• **Stated exercise**: Return all of the lines below exactly as they are.
**** Dataset ****
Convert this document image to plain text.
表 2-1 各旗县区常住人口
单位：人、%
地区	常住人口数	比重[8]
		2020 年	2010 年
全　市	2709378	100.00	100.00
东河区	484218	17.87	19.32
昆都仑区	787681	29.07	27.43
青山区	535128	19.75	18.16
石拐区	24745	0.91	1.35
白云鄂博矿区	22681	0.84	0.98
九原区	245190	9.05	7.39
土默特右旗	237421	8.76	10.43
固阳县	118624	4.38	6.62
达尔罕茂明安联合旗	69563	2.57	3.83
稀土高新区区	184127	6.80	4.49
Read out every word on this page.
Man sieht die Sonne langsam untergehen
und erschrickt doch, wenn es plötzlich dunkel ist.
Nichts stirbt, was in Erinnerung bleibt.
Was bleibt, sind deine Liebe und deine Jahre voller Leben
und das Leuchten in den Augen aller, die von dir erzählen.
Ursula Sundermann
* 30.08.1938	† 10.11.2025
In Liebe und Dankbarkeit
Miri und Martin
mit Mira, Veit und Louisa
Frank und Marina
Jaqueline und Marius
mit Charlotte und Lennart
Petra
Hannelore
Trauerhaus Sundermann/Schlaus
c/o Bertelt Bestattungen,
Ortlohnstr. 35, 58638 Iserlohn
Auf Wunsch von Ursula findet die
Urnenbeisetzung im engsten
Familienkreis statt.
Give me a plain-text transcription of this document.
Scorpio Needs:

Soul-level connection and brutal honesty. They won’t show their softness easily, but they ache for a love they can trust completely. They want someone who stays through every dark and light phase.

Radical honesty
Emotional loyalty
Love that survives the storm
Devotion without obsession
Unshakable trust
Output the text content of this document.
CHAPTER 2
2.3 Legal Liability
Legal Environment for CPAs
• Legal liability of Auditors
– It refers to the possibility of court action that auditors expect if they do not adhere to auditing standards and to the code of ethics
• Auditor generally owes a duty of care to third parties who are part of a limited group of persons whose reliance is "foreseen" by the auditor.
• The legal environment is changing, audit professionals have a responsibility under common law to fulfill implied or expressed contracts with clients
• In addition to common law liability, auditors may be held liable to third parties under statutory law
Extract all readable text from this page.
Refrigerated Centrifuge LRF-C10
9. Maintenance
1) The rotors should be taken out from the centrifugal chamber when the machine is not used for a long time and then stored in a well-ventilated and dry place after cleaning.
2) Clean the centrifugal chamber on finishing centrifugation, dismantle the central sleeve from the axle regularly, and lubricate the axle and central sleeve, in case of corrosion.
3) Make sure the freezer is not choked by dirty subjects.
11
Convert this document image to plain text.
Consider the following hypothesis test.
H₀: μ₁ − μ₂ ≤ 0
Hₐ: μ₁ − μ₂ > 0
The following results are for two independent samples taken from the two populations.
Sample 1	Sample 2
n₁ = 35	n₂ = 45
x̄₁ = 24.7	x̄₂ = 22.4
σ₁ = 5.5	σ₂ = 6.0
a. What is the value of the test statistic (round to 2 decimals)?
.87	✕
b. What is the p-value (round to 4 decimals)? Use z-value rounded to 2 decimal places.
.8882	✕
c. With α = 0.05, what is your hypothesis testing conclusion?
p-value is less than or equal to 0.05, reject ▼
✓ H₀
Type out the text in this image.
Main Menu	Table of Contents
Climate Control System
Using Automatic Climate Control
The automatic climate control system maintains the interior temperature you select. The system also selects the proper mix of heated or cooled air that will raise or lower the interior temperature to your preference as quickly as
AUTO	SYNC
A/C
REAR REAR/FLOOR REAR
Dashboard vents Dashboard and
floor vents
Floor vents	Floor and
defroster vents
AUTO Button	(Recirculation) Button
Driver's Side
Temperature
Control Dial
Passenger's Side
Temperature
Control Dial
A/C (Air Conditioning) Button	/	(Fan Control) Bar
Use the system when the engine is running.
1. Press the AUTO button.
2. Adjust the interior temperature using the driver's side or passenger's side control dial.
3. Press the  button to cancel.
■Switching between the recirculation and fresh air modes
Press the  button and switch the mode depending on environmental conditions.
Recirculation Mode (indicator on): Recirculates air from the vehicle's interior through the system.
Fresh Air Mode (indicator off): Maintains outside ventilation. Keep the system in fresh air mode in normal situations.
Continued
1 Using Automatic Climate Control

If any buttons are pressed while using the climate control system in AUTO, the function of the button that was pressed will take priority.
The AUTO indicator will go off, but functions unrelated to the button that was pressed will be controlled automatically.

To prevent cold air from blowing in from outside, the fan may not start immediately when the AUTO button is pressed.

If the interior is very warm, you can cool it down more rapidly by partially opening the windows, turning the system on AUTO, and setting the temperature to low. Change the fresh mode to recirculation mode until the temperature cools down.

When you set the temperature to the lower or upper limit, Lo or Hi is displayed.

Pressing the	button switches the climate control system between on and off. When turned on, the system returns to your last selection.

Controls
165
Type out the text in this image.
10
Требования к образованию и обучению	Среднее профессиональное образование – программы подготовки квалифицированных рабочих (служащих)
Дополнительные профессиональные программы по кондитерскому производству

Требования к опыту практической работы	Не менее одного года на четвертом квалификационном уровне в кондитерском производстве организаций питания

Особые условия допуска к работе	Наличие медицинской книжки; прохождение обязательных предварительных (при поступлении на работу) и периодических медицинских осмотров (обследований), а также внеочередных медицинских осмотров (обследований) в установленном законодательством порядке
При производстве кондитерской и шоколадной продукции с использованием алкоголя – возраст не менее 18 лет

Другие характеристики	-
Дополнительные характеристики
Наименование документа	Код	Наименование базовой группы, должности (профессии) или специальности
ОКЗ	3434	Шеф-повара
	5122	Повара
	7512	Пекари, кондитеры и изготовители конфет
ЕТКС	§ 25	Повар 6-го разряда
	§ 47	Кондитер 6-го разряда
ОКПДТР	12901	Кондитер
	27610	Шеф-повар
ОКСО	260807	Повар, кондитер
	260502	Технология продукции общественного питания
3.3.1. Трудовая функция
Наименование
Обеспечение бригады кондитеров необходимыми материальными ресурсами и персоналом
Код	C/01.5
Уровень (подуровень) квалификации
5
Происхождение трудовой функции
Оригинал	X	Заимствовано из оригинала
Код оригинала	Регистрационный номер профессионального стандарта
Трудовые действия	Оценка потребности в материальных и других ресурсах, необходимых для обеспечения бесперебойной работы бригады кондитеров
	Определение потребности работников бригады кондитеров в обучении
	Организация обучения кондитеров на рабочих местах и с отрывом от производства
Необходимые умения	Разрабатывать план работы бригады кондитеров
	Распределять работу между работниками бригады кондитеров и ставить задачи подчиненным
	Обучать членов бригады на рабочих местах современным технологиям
****
• **Finished answer**:
Convert this document image to plain text.
表 2-1 各旗县区常住人口
单位：人、%
地区	常住人口数	比重[8]
		2020 年	2010 年
全　市	2709378	100.00	100.00
东河区	484218	17.87	19.32
昆都仑区	787681	29.07	27.43
青山区	535128	19.75	18.16
石拐区	24745	0.91	1.35
白云鄂博矿区	22681	0.84	0.98
九原区	245190	9.05	7.39
土默特右旗	237421	8.76	10.43
固阳县	118624	4.38	6.62
达尔罕茂明安联合旗	69563	2.57	3.83
稀土高新区区	184127	6.80	4.49
Read out every word on this page.
Man sieht die Sonne langsam untergehen
und erschrickt doch, wenn es plötzlich dunkel ist.
Nichts stirbt, was in Erinnerung bleibt.
Was bleibt, sind deine Liebe und deine Jahre voller Leben
und das Leuchten in den Augen aller, die von dir erzählen.
Ursula Sundermann
* 30.08.1938	† 10.11.2025
In Liebe und Dankbarkeit
Miri und Martin
mit Mira, Veit und Louisa
Frank und Marina
Jaqueline und Marius
mit Charlotte und Lennart
Petra
Hannelore
Trauerhaus Sundermann/Schlaus
c/o Bertelt Bestattungen,
Ortlohnstr. 35, 58638 Iserlohn
Auf Wunsch von Ursula findet die
Urnenbeisetzung im engsten
Familienkreis statt.
Give me a plain-text transcription of this document.
Scorpio Needs:

Soul-level connection and brutal honesty. They won’t show their softness easily, but they ache for a love they can trust completely. They want someone who stays through every dark and light phase.

Radical honesty
Emotional loyalty
Love that survives the storm
Devotion without obsession
Unshakable trust
Output the text content of this document.
CHAPTER 2
2.3 Legal Liability
Legal Environment for CPAs
• Legal liability of Auditors
– It refers to the possibility of court action that auditors expect if they do not adhere to auditing standards and to the code of ethics
• Auditor generally owes a duty of care to third parties who are part of a limited group of persons whose reliance is "foreseen" by the auditor.
• The legal environment is changing, audit professionals have a responsibility under common law to fulfill implied or expressed contracts with clients
• In addition to common law liability, auditors may be held liable to third parties under statutory law
Extract all readable text from this page.
Refrigerated Centrifuge LRF-C10
9. Maintenance
1) The rotors should be taken out from the centrifugal chamber when the machine is not used for a long time and then stored in a well-ventilated and dry place after cleaning.
2) Clean the centrifugal chamber on finishing centrifugation, dismantle the central sleeve from the axle regularly, and lubricate the axle and central sleeve, in case of corrosion.
3) Make sure the freezer is not choked by dirty subjects.
11
Convert this document image to plain text.
Consider the following hypothesis test.
H₀: μ₁ − μ₂ ≤ 0
Hₐ: μ₁ − μ₂ > 0
The following results are for two independent samples taken from the two populations.
Sample 1	Sample 2
n₁ = 35	n₂ = 45
x̄₁ = 24.7	x̄₂ = 22.4
σ₁ = 5.5	σ₂ = 6.0
a. What is the value of the test statistic (round to 2 decimals)?
.87	✕
b. What is the p-value (round to 4 decimals)? Use z-value rounded to 2 decimal places.
.8882	✕
c. With α = 0.05, what is your hypothesis testing conclusion?
p-value is less than or equal to 0.05, reject ▼
✓ H₀
Type out the text in this image.
Main Menu	Table of Contents
Climate Control System
Using Automatic Climate Control
The automatic climate control system maintains the interior temperature you select. The system also selects the proper mix of heated or cooled air that will raise or lower the interior temperature to your preference as quickly as
AUTO	SYNC
A/C
REAR REAR/FLOOR REAR
Dashboard vents Dashboard and
floor vents
Floor vents	Floor and
defroster vents
AUTO Button	(Recirculation) Button
Driver's Side
Temperature
Control Dial
Passenger's Side
Temperature
Control Dial
A/C (Air Conditioning) Button	/	(Fan Control) Bar
Use the system when the engine is running.
1. Press the AUTO button.
2. Adjust the interior temperature using the driver's side or passenger's side control dial.
3. Press the  button to cancel.
■Switching between the recirculation and fresh air modes
Press the  button and switch the mode depending on environmental conditions.
Recirculation Mode (indicator on): Recirculates air from the vehicle's interior through the system.
Fresh Air Mode (indicator off): Maintains outside ventilation. Keep the system in fresh air mode in normal situations.
Continued
1 Using Automatic Climate Control

If any buttons are pressed while using the climate control system in AUTO, the function of the button that was pressed will take priority.
The AUTO indicator will go off, but functions unrelated to the button that was pressed will be controlled automatically.

To prevent cold air from blowing in from outside, the fan may not start immediately when the AUTO button is pressed.

If the interior is very warm, you can cool it down more rapidly by partially opening the windows, turning the system on AUTO, and setting the temperature to low. Change the fresh mode to recirculation mode until the temperature cools down.

When you set the temperature to the lower or upper limit, Lo or Hi is displayed.

Pressing the	button switches the climate control system between on and off. When turned on, the system returns to your last selection.

Controls
165
Type out the text in this image.
10
Требования к образованию и обучению	Среднее профессиональное образование – программы подготовки квалифицированных рабочих (служащих)
Дополнительные профессиональные программы по кондитерскому производству

Требования к опыту практической работы	Не менее одного года на четвертом квалификационном уровне в кондитерском производстве организаций питания

Особые условия допуска к работе	Наличие медицинской книжки; прохождение обязательных предварительных (при поступлении на работу) и периодических медицинских осмотров (обследований), а также внеочередных медицинских осмотров (обследований) в установленном законодательством порядке
При производстве кондитерской и шоколадной продукции с использованием алкоголя – возраст не менее 18 лет

Другие характеристики	-
Дополнительные характеристики
Наименование документа	Код	Наименование базовой группы, должности (профессии) или специальности
ОКЗ	3434	Шеф-повара
	5122	Повара
	7512	Пекари, кондитеры и изготовители конфет
ЕТКС	§ 25	Повар 6-го разряда
	§ 47	Кондитер 6-го разряда
ОКПДТР	12901	Кондитер
	27610	Шеф-повар
ОКСО	260807	Повар, кондитер
	260502	Технология продукции общественного питания
3.3.1. Трудовая функция
Наименование
Обеспечение бригады кондитеров необходимыми материальными ресурсами и персоналом
Код	C/01.5
Уровень (подуровень) квалификации
5
Происхождение трудовой функции
Оригинал	X	Заимствовано из оригинала
Код оригинала	Регистрационный номер профессионального стандарта
Трудовые действия	Оценка потребности в материальных и других ресурсах, необходимых для обеспечения бесперебойной работы бригады кондитеров
	Определение потребности работников бригады кондитеров в обучении
	Организация обучения кондитеров на рабочих местах и с отрывом от производства
Необходимые умения	Разрабатывать план работы бригады кондитеров
	Распределять работу между работниками бригады кондитеров и ставить задачи подчиненным
	Обучать членов бригады на рабочих местах современным технологиям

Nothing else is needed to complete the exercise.